__What the task asks__.
Search the material below for the word "Mahi" and copy every line in which it occurs.
[START]
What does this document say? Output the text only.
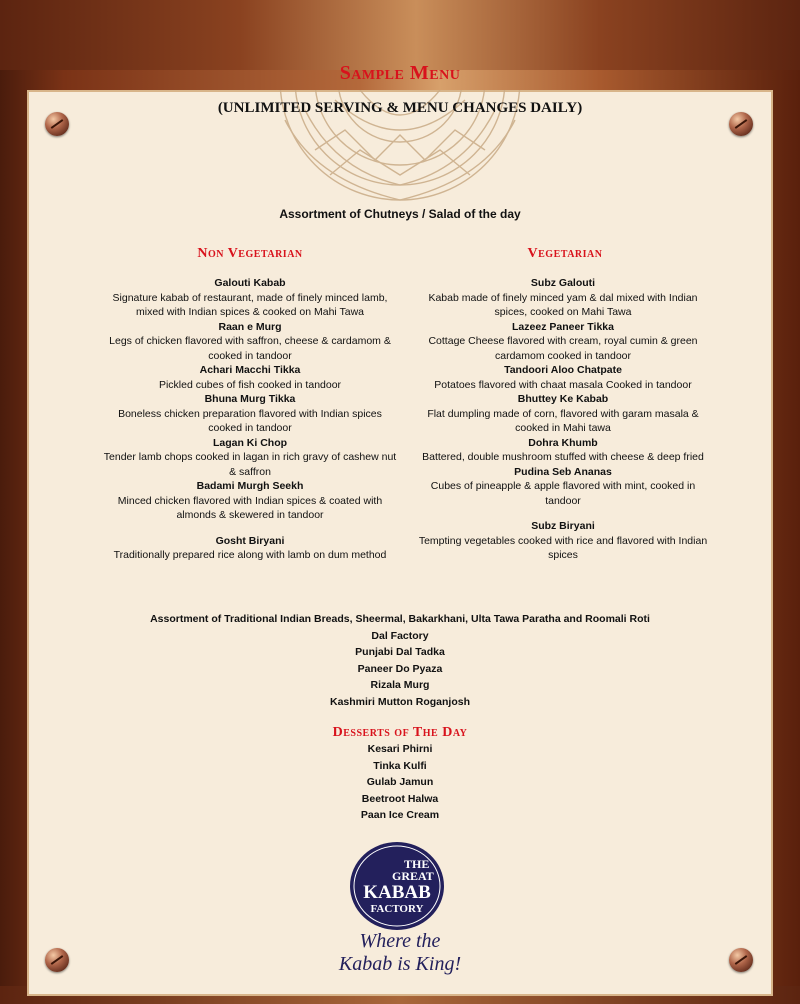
Sample Menu
(UNLIMITED SERVING & MENU CHANGES DAILY)
Assortment of Chutneys / Salad of the day
Non Vegetarian	Vegetarian
Galouti Kabab
Signature kabab of restaurant, made of finely minced lamb, mixed with Indian spices & cooked on Mahi Tawa
Raan e Murg
Legs of chicken flavored with saffron, cheese & cardamom & cooked in tandoor
Achari Macchi Tikka
Pickled cubes of fish cooked in tandoor
Bhuna Murg Tikka
Boneless chicken preparation flavored with Indian spices cooked in tandoor
Lagan Ki Chop
Tender lamb chops cooked in lagan in rich gravy of cashew nut & saffron
Badami Murgh Seekh
Minced chicken flavored with Indian spices & coated with almonds & skewered in tandoor
Gosht Biryani
Traditionally prepared rice along with lamb on dum method
Subz Galouti
Kabab made of finely minced yam & dal mixed with Indian spices, cooked on Mahi Tawa
Lazeez Paneer Tikka
Cottage Cheese flavored with cream, royal cumin & green cardamom cooked in tandoor
Tandoori Aloo Chatpate
Potatoes flavored with chaat masala Cooked in tandoor
Bhuttey Ke Kabab
Flat dumpling made of corn, flavored with garam masala & cooked in Mahi tawa
Dohra Khumb
Battered, double mushroom stuffed with cheese & deep fried
Pudina Seb Ananas
Cubes of pineapple & apple flavored with mint, cooked in tandoor
Subz Biryani
Tempting vegetables cooked with rice and flavored with Indian spices
Assortment of Traditional Indian Breads, Sheermal, Bakarkhani, Ulta Tawa Paratha and Roomali Roti
Dal Factory
Punjabi Dal Tadka
Paneer Do Pyaza
Rizala Murg
Kashmiri Mutton Roganjosh
Desserts of The Day
Kesari Phirni
Tinka Kulfi
Gulab Jamun
Beetroot Halwa
Paan Ice Cream
THE
GREAT
KABAB
FACTORY
Where the
Kabab is King!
[END]
__Final answer__.
Signature kabab of restaurant, made of finely minced lamb, mixed with Indian spices & cooked on Mahi Tawa
Kabab made of finely minced yam & dal mixed with Indian spices, cooked on Mahi Tawa
Flat dumpling made of corn, flavored with garam masala & cooked in Mahi tawa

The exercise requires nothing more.